## What is asked
Please write out the material below exactly as given.
## Start Provided material
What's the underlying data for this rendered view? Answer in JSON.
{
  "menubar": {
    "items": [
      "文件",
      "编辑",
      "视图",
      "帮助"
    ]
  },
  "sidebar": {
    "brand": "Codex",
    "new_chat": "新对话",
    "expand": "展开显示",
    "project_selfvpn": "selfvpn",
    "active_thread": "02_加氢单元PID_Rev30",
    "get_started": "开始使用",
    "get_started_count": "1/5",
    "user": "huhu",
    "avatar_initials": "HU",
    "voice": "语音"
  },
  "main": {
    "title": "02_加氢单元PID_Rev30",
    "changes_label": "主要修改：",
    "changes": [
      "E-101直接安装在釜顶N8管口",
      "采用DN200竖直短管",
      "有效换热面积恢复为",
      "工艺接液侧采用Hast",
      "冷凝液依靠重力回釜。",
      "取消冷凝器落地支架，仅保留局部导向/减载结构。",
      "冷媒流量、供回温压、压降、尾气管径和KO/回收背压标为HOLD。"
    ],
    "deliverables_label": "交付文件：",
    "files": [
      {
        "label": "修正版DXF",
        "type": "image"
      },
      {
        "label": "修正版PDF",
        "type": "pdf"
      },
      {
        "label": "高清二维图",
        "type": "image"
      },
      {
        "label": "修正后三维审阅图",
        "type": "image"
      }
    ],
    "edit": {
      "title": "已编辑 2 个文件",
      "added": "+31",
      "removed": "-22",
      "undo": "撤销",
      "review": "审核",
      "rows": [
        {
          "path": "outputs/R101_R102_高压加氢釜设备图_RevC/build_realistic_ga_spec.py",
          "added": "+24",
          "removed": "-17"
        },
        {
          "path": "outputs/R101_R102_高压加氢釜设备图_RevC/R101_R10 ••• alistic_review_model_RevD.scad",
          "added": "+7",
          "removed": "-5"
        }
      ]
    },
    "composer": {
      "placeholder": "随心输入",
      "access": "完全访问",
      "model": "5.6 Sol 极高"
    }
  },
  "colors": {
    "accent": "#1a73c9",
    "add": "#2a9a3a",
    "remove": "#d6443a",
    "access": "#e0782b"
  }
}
## End Provided material
## Solution to this task
What's the underlying data for this rendered view? Answer in JSON.
{
  "menubar": {
    "items": [
      "文件",
      "编辑",
      "视图",
      "帮助"
    ]
  },
  "sidebar": {
    "brand": "Codex",
    "new_chat": "新对话",
    "expand": "展开显示",
    "project_selfvpn": "selfvpn",
    "active_thread": "02_加氢单元PID_Rev30",
    "get_started": "开始使用",
    "get_started_count": "1/5",
    "user": "huhu",
    "avatar_initials": "HU",
    "voice": "语音"
  },
  "main": {
    "title": "02_加氢单元PID_Rev30",
    "changes_label": "主要修改：",
    "changes": [
      "E-101直接安装在釜顶N8管口",
      "采用DN200竖直短管",
      "有效换热面积恢复为",
      "工艺接液侧采用Hast",
      "冷凝液依靠重力回釜。",
      "取消冷凝器落地支架，仅保留局部导向/减载结构。",
      "冷媒流量、供回温压、压降、尾气管径和KO/回收背压标为HOLD。"
    ],
    "deliverables_label": "交付文件：",
    "files": [
      {
        "label": "修正版DXF",
        "type": "image"
      },
      {
        "label": "修正版PDF",
        "type": "pdf"
      },
      {
        "label": "高清二维图",
        "type": "image"
      },
      {
        "label": "修正后三维审阅图",
        "type": "image"
      }
    ],
    "edit": {
      "title": "已编辑 2 个文件",
      "added": "+31",
      "removed": "-22",
      "undo": "撤销",
      "review": "审核",
      "rows": [
        {
          "path": "outputs/R101_R102_高压加氢釜设备图_RevC/build_realistic_ga_spec.py",
          "added": "+24",
          "removed": "-17"
        },
        {
          "path": "outputs/R101_R102_高压加氢釜设备图_RevC/R101_R10 ••• alistic_review_model_RevD.scad",
          "added": "+7",
          "removed": "-5"
        }
      ]
    },
    "composer": {
      "placeholder": "随心输入",
      "access": "完全访问",
      "model": "5.6 Sol 极高"
    }
  },
  "colors": {
    "accent": "#1a73c9",
    "add": "#2a9a3a",
    "remove": "#d6443a",
    "access": "#e0782b"
  }
}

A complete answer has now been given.